• What is expected
State how many lines hold the word "PRODUTO", with no other words.

##### Information shown

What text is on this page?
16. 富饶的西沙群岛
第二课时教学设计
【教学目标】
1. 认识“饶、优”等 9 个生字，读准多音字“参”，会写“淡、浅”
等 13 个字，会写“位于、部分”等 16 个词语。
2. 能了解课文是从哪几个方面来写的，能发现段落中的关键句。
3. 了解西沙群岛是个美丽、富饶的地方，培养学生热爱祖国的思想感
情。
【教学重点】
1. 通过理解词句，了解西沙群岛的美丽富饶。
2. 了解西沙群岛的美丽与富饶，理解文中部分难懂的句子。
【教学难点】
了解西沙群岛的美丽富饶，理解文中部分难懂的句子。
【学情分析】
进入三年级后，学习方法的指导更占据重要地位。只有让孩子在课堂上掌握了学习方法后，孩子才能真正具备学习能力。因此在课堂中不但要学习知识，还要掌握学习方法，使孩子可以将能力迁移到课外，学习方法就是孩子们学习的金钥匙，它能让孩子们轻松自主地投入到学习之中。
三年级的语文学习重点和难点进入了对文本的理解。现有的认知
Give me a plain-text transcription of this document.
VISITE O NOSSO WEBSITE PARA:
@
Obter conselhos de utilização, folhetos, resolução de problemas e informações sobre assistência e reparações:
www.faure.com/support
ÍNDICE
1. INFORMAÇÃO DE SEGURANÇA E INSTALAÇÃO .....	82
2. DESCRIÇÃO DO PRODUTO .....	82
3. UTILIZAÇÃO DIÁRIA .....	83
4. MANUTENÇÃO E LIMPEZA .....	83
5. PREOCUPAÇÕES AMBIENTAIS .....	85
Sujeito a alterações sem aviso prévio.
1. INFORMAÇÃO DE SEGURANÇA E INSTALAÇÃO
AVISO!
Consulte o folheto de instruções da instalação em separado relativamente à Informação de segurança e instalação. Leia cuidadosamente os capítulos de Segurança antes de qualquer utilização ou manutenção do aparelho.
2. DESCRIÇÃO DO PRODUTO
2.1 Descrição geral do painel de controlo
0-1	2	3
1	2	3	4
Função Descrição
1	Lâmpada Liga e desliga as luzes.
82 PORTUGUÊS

##########

• Response
2